Give every line of the data again, unchanged, but with no pictures.

Supplied records:
══════════════════════════════

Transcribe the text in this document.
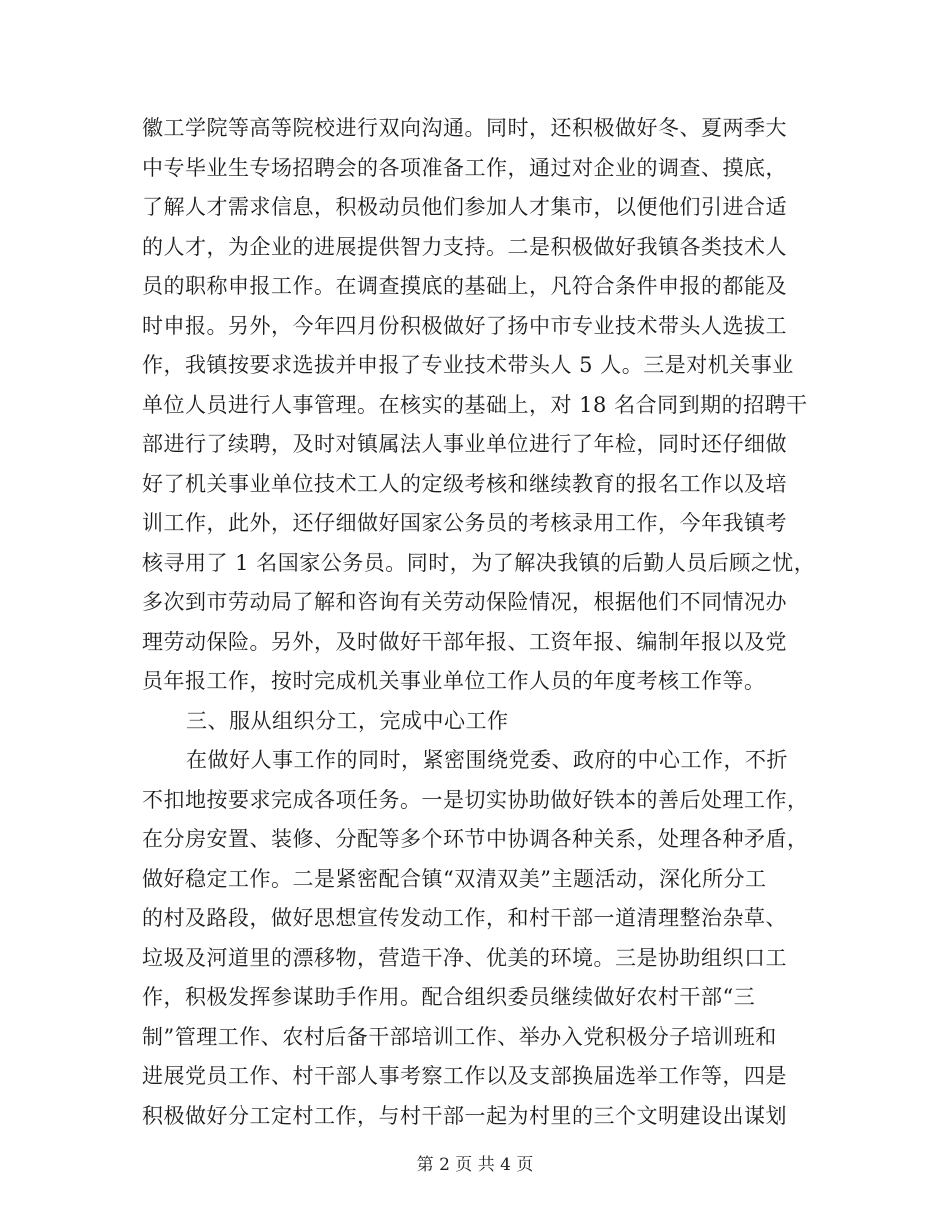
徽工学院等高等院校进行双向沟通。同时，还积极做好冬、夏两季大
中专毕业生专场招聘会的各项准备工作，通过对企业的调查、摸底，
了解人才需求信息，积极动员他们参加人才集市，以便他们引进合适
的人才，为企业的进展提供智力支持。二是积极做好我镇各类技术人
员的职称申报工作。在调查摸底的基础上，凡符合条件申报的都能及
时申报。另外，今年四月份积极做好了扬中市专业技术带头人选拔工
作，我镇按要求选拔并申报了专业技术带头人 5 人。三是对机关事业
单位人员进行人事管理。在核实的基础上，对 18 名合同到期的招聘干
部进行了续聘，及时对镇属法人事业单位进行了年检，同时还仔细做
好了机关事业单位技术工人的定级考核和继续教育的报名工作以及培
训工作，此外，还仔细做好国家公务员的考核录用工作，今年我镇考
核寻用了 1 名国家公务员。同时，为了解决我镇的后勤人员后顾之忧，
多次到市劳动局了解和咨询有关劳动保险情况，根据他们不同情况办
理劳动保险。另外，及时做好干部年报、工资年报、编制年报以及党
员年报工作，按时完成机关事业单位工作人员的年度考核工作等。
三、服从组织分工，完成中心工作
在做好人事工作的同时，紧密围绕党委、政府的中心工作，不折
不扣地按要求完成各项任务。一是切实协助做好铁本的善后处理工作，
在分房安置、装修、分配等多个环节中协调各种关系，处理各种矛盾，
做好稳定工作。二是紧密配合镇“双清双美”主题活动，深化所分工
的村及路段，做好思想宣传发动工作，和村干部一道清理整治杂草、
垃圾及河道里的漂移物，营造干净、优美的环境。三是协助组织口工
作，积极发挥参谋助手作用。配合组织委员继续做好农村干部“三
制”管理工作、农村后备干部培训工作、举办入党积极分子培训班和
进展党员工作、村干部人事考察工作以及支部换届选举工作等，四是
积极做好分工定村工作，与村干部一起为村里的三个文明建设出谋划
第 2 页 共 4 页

══════════════════════════════

Exercise output:
Transcribe the text in this document.
徽工学院等高等院校进行双向沟通。同时，还积极做好冬、夏两季大
中专毕业生专场招聘会的各项准备工作，通过对企业的调查、摸底，
了解人才需求信息，积极动员他们参加人才集市，以便他们引进合适
的人才，为企业的进展提供智力支持。二是积极做好我镇各类技术人
员的职称申报工作。在调查摸底的基础上，凡符合条件申报的都能及
时申报。另外，今年四月份积极做好了扬中市专业技术带头人选拔工
作，我镇按要求选拔并申报了专业技术带头人 5 人。三是对机关事业
单位人员进行人事管理。在核实的基础上，对 18 名合同到期的招聘干
部进行了续聘，及时对镇属法人事业单位进行了年检，同时还仔细做
好了机关事业单位技术工人的定级考核和继续教育的报名工作以及培
训工作，此外，还仔细做好国家公务员的考核录用工作，今年我镇考
核寻用了 1 名国家公务员。同时，为了解决我镇的后勤人员后顾之忧，
多次到市劳动局了解和咨询有关劳动保险情况，根据他们不同情况办
理劳动保险。另外，及时做好干部年报、工资年报、编制年报以及党
员年报工作，按时完成机关事业单位工作人员的年度考核工作等。
三、服从组织分工，完成中心工作
在做好人事工作的同时，紧密围绕党委、政府的中心工作，不折
不扣地按要求完成各项任务。一是切实协助做好铁本的善后处理工作，
在分房安置、装修、分配等多个环节中协调各种关系，处理各种矛盾，
做好稳定工作。二是紧密配合镇“双清双美”主题活动，深化所分工
的村及路段，做好思想宣传发动工作，和村干部一道清理整治杂草、
垃圾及河道里的漂移物，营造干净、优美的环境。三是协助组织口工
作，积极发挥参谋助手作用。配合组织委员继续做好农村干部“三
制”管理工作、农村后备干部培训工作、举办入党积极分子培训班和
进展党员工作、村干部人事考察工作以及支部换届选举工作等，四是
积极做好分工定村工作，与村干部一起为村里的三个文明建设出谋划
第 2 页 共 4 页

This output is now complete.